▸ Region and label listings

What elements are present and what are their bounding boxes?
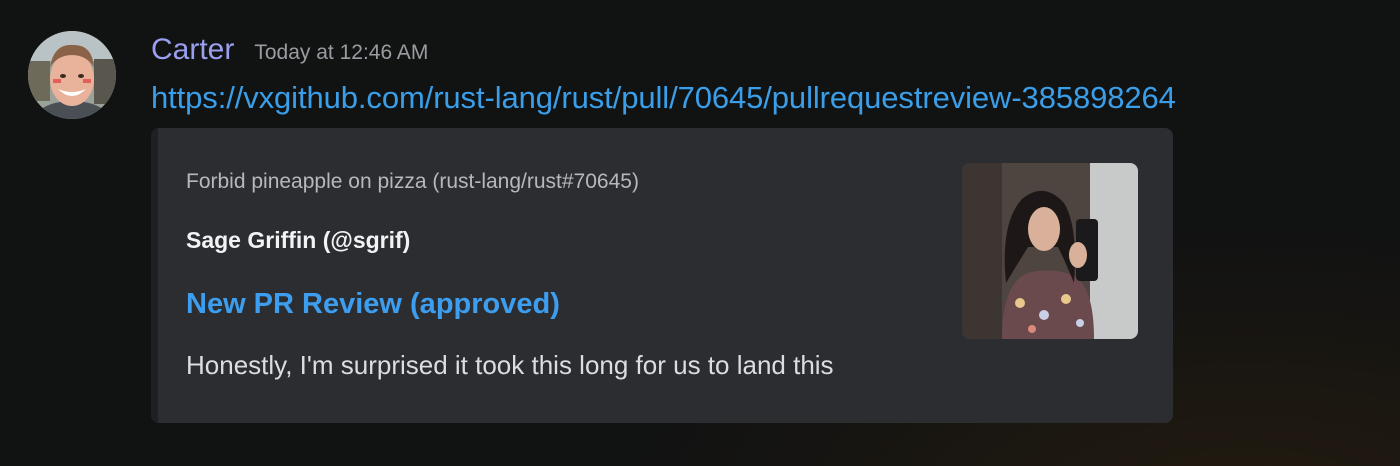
thumbnail-photo-icon (962, 163, 1138, 339)
embed-title[interactable]: New PR Review (approved) (186, 288, 560, 321)
link-embed: Forbid pineapple on pizza (rust-lang/rus… (151, 128, 1173, 423)
avatar-photo-icon (28, 31, 116, 119)
embed-thumbnail[interactable] (962, 163, 1138, 339)
embed-author[interactable]: Sage Griffin (@sgrif) (186, 227, 410, 254)
embed-accent-bar (151, 128, 158, 423)
username[interactable]: Carter (151, 33, 234, 67)
timestamp: Today at 12:46 AM (254, 41, 429, 64)
message-link[interactable]: https://vxgithub.com/rust-lang/rust/pull… (151, 80, 1176, 116)
embed-provider: Forbid pineapple on pizza (rust-lang/rus… (186, 170, 639, 193)
embed-description: Honestly, I'm surprised it took this lon… (186, 350, 834, 380)
user-avatar[interactable] (28, 31, 116, 119)
chat-message: Carter Today at 12:46 AM https://vxgithu… (0, 0, 1400, 466)
message-header: Carter Today at 12:46 AM (151, 33, 428, 73)
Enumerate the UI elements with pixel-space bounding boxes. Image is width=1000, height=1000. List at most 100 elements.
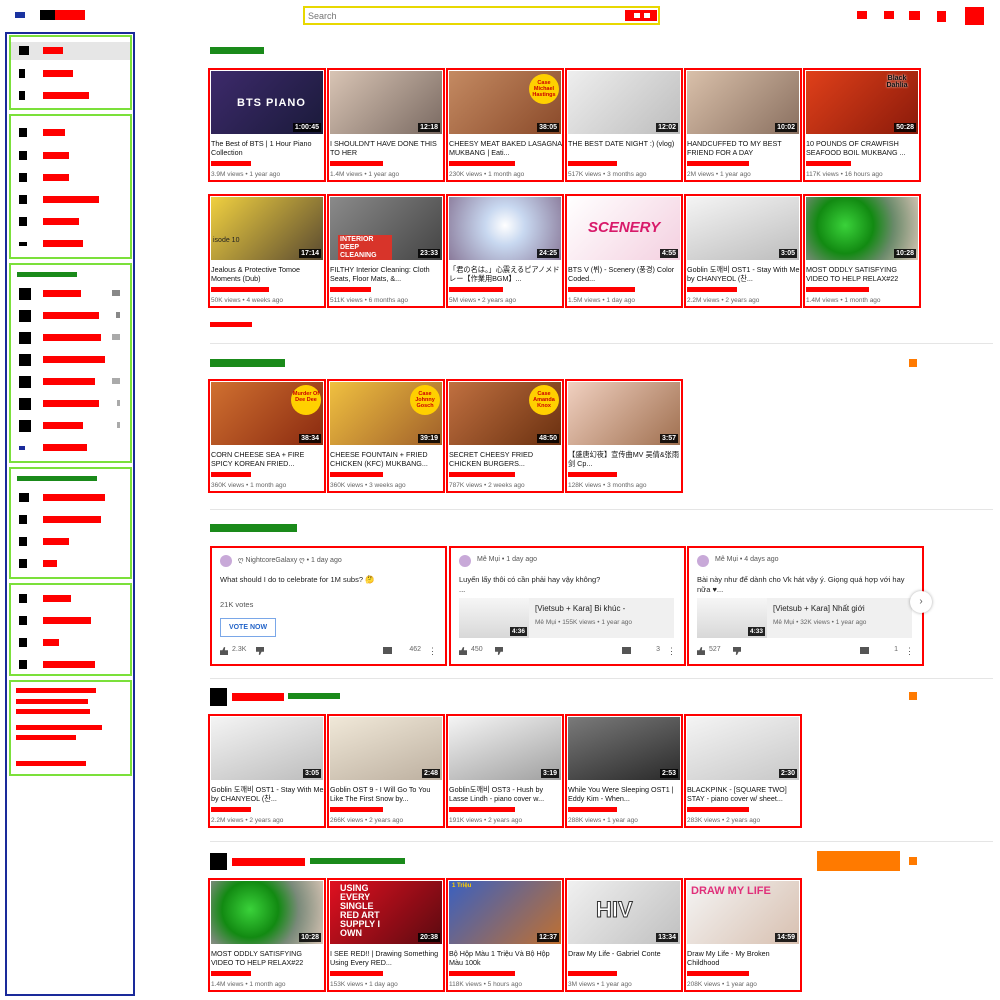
channel-name[interactable] [211, 807, 251, 812]
logo-wordmark[interactable] [55, 10, 85, 20]
video-card[interactable]: 2:53 While You Were Sleeping OST1 | Eddy … [565, 714, 683, 828]
channel-name[interactable] [806, 287, 869, 292]
thumbs-up-icon[interactable] [459, 647, 467, 655]
channel-avatar[interactable] [210, 688, 227, 706]
video-card[interactable]: 10:02 HANDCUFFED TO MY BEST FRIEND FOR A … [684, 68, 802, 182]
video-thumbnail[interactable]: 10:28 [806, 197, 918, 260]
sidebar-item-help[interactable] [11, 634, 130, 652]
sidebar-item-live[interactable] [11, 555, 130, 573]
video-thumbnail[interactable]: 4:36 [459, 598, 529, 638]
thumbs-down-icon[interactable] [256, 647, 264, 655]
footer-links[interactable] [16, 725, 102, 730]
video-thumbnail[interactable]: 2:30 [687, 717, 799, 780]
sidebar-show-more-channels[interactable] [11, 439, 130, 457]
search-button[interactable] [625, 10, 657, 21]
video-card[interactable]: DRAW MY LIFE 14:59 Draw My Life - My Broke… [684, 878, 802, 992]
video-title[interactable]: Goblin OST 9 - I Will Go To You Like The… [330, 785, 443, 804]
video-thumbnail[interactable]: HIV 13:34 [568, 881, 680, 944]
video-title[interactable]: Goblin 도깨비 OST1 - Stay With Me by CHANYE… [211, 785, 324, 804]
channel-name[interactable] [568, 807, 617, 812]
video-card[interactable]: USING EVERY SINGLE RED ART SUPPLY I OWN 2… [327, 878, 445, 992]
video-card[interactable]: 10:28 MOST ODDLY SATISFYING VIDEO TO HELP… [208, 878, 326, 992]
sidebar-item-library[interactable] [11, 124, 130, 142]
sidebar-item-subscriptions[interactable] [11, 87, 130, 105]
video-card[interactable]: 3:19 Goblin도깨비 OST3 - Hush by Lasse Lindh… [446, 714, 564, 828]
avatar[interactable] [459, 555, 471, 567]
video-thumbnail[interactable]: SCENERY 4:55 [568, 197, 680, 260]
video-title[interactable]: MOST ODDLY SATISFYING VIDEO TO HELP RELA… [211, 949, 324, 968]
video-thumbnail[interactable]: 10:28 [211, 881, 323, 944]
dismiss-icon[interactable] [909, 857, 917, 865]
thumbs-up-icon[interactable] [220, 647, 228, 655]
video-title[interactable]: BTS V (뷔) - Scenery (풍경) Color Coded... [568, 265, 681, 284]
channel-name[interactable] [449, 971, 515, 976]
video-card[interactable]: Case Michael Hastings 38:05 CHEESY MEAT BA… [446, 68, 564, 182]
thumbs-down-icon[interactable] [733, 647, 741, 655]
channel-name[interactable] [232, 693, 284, 701]
channel-name[interactable] [232, 858, 305, 866]
video-thumbnail[interactable]: INTERIOR DEEP CLEANING 23:33 [330, 197, 442, 260]
video-thumbnail[interactable]: 12:18 [330, 71, 442, 134]
video-thumbnail[interactable]: Case Amanda Knox 48:50 [449, 382, 561, 445]
video-title[interactable]: MOST ODDLY SATISFYING VIDEO TO HELP RELA… [806, 265, 919, 284]
vote-now-button[interactable]: VOTE NOW [220, 618, 276, 637]
video-card[interactable]: Case Amanda Knox 48:50 SECRET CHEESY FRIED… [446, 379, 564, 493]
sidebar-channel[interactable] [11, 285, 130, 303]
footer-links[interactable] [16, 735, 76, 740]
video-title[interactable]: CORN CHEESE SEA + FIRE SPICY KOREAN FRIE… [211, 450, 324, 469]
video-title[interactable]: Goblin 도깨비 OST1 - Stay With Me by CHANYE… [687, 265, 800, 284]
video-thumbnail[interactable]: 2:53 [568, 717, 680, 780]
comment-icon[interactable] [383, 647, 392, 654]
video-card[interactable]: 2:30 BLACKPINK - [SQUARE TWO] STAY - pian… [684, 714, 802, 828]
video-title[interactable]: I SHOULDN'T HAVE DONE THIS TO HER [330, 139, 443, 158]
video-thumbnail[interactable]: 1 Triệu 12:37 [449, 881, 561, 944]
comment-icon[interactable] [860, 647, 869, 654]
video-thumbnail[interactable]: 12:02 [568, 71, 680, 134]
video-thumbnail[interactable]: 3:19 [449, 717, 561, 780]
post-author[interactable]: Mê Mụi • 4 days ago [715, 556, 779, 563]
video-thumbnail[interactable]: DRAW MY LIFE 14:59 [687, 881, 799, 944]
avatar[interactable] [220, 555, 232, 567]
video-card[interactable]: 3:05 Goblin 도깨비 OST1 - Stay With Me by CH… [208, 714, 326, 828]
subscribe-button[interactable] [817, 851, 900, 871]
sidebar-channel[interactable] [11, 329, 130, 347]
video-title[interactable]: 10 POUNDS OF CRAWFISH SEAFOOD BOIL MUKBA… [806, 139, 919, 158]
video-card[interactable]: Black Dahlia 50:28 10 POUNDS OF CRAWFISH S… [803, 68, 921, 182]
channel-name[interactable] [449, 287, 503, 292]
channel-name[interactable] [211, 161, 251, 166]
sidebar-item-send-feedback[interactable] [11, 656, 130, 674]
video-card[interactable]: HIV 13:34 Draw My Life - Gabriel Conte 3M v… [565, 878, 683, 992]
sidebar-item-home[interactable] [11, 42, 130, 60]
channel-name[interactable] [687, 287, 737, 292]
sidebar-item-history[interactable] [11, 147, 130, 165]
video-card[interactable]: 2:48 Goblin OST 9 - I Will Go To You Like… [327, 714, 445, 828]
video-card[interactable]: BTS PIANO 1:00:45 The Best of BTS | 1 Hour… [208, 68, 326, 182]
video-title[interactable]: I SEE RED!! | Drawing Something Using Ev… [330, 949, 443, 968]
more-options-icon[interactable]: ⋮ [667, 646, 676, 656]
video-thumbnail[interactable]: 3:05 [687, 197, 799, 260]
channel-name[interactable] [568, 971, 617, 976]
channel-name[interactable] [211, 971, 251, 976]
sidebar-item-trending[interactable] [11, 65, 130, 83]
sidebar-item-movies[interactable] [11, 511, 130, 529]
video-thumbnail[interactable]: BTS PIANO 1:00:45 [211, 71, 323, 134]
channel-name[interactable] [449, 472, 515, 477]
avatar[interactable] [697, 555, 709, 567]
show-more-link[interactable] [210, 322, 252, 327]
hamburger-menu-icon[interactable] [15, 12, 25, 18]
video-title[interactable]: 「君の名は。」心震えるピアノメドレー【作業用BGM】... [449, 265, 562, 284]
video-card[interactable]: Case Johnny Gosch 39:19 CHEESE FOUNTAIN + … [327, 379, 445, 493]
community-post[interactable]: Mê Mụi • 1 day ago Luyến lấy thôi có cần … [449, 546, 686, 666]
video-card[interactable]: 3:05 Goblin 도깨비 OST1 - Stay With Me by CH… [684, 194, 802, 308]
sidebar-item-your-videos[interactable] [11, 169, 130, 187]
community-post[interactable]: ღ NightcoreGalaxy ღ • 1 day ago What shou… [210, 546, 447, 666]
channel-name[interactable] [330, 807, 383, 812]
video-title[interactable]: CHEESE FOUNTAIN + FRIED CHICKEN (KFC) MU… [330, 450, 443, 469]
logo-icon[interactable] [40, 10, 55, 20]
video-card[interactable]: 12:18 I SHOULDN'T HAVE DONE THIS TO HER 1.… [327, 68, 445, 182]
search-input[interactable] [308, 9, 618, 22]
video-title[interactable]: THE BEST DATE NIGHT :) (vlog) [568, 139, 681, 158]
channel-name[interactable] [449, 807, 515, 812]
more-options-icon[interactable]: ⋮ [428, 646, 437, 656]
video-thumbnail[interactable]: 4:33 [697, 598, 767, 638]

▸ Task prompt
Copy out, character for character, the entries from the line with "channel-name[interactable] [211, 807, 251, 812]" up to and including the line with "channel-name[interactable] [568, 807, 617, 812]".

▸ Exercise output
channel-name[interactable] [211, 807, 251, 812]
logo-wordmark[interactable] [55, 10, 85, 20]
video-card[interactable]: 2:53 While You Were Sleeping OST1 | Eddy … [565, 714, 683, 828]
channel-name[interactable] [806, 287, 869, 292]
thumbs-up-icon[interactable] [459, 647, 467, 655]
channel-avatar[interactable] [210, 688, 227, 706]
video-card[interactable]: 10:02 HANDCUFFED TO MY BEST FRIEND FOR A … [684, 68, 802, 182]
video-thumbnail[interactable]: 10:28 [806, 197, 918, 260]
sidebar-item-help[interactable] [11, 634, 130, 652]
sidebar-item-live[interactable] [11, 555, 130, 573]
video-thumbnail[interactable]: 4:36 [459, 598, 529, 638]
thumbs-down-icon[interactable] [256, 647, 264, 655]
footer-links[interactable] [16, 725, 102, 730]
video-thumbnail[interactable]: 2:30 [687, 717, 799, 780]
sidebar-show-more-channels[interactable] [11, 439, 130, 457]
search-button[interactable] [625, 10, 657, 21]
video-card[interactable]: DRAW MY LIFE 14:59 Draw My Life - My Broke… [684, 878, 802, 992]
video-title[interactable]: Goblin OST 9 - I Will Go To You Like The… [330, 785, 443, 804]
video-thumbnail[interactable]: HIV 13:34 [568, 881, 680, 944]
video-title[interactable]: Goblin 도깨비 OST1 - Stay With Me by CHANYE… [211, 785, 324, 804]
channel-name[interactable] [568, 807, 617, 812]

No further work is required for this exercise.